Omit every image, and transcribe the remaining entries exactly as given.

--- BEGIN ---

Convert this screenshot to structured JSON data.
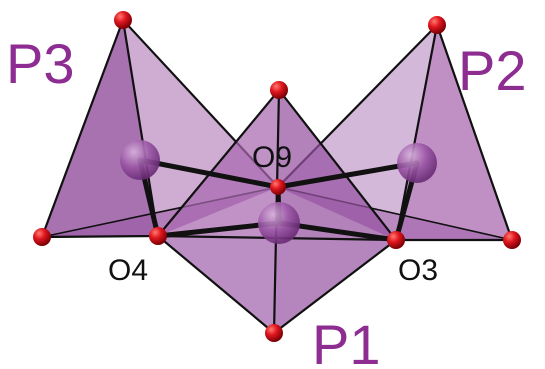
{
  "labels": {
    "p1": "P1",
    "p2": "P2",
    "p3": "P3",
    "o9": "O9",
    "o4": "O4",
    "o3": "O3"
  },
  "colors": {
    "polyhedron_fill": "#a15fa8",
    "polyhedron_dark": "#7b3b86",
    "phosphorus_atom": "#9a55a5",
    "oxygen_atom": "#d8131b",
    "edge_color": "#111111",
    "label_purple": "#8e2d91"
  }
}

--- END ---

RESULT OF THIS EXERCISE -
Convert this screenshot to structured JSON data.
{
  "labels": {
    "p1": "P1",
    "p2": "P2",
    "p3": "P3",
    "o9": "O9",
    "o4": "O4",
    "o3": "O3"
  },
  "colors": {
    "polyhedron_fill": "#a15fa8",
    "polyhedron_dark": "#7b3b86",
    "phosphorus_atom": "#9a55a5",
    "oxygen_atom": "#d8131b",
    "edge_color": "#111111",
    "label_purple": "#8e2d91"
  }
}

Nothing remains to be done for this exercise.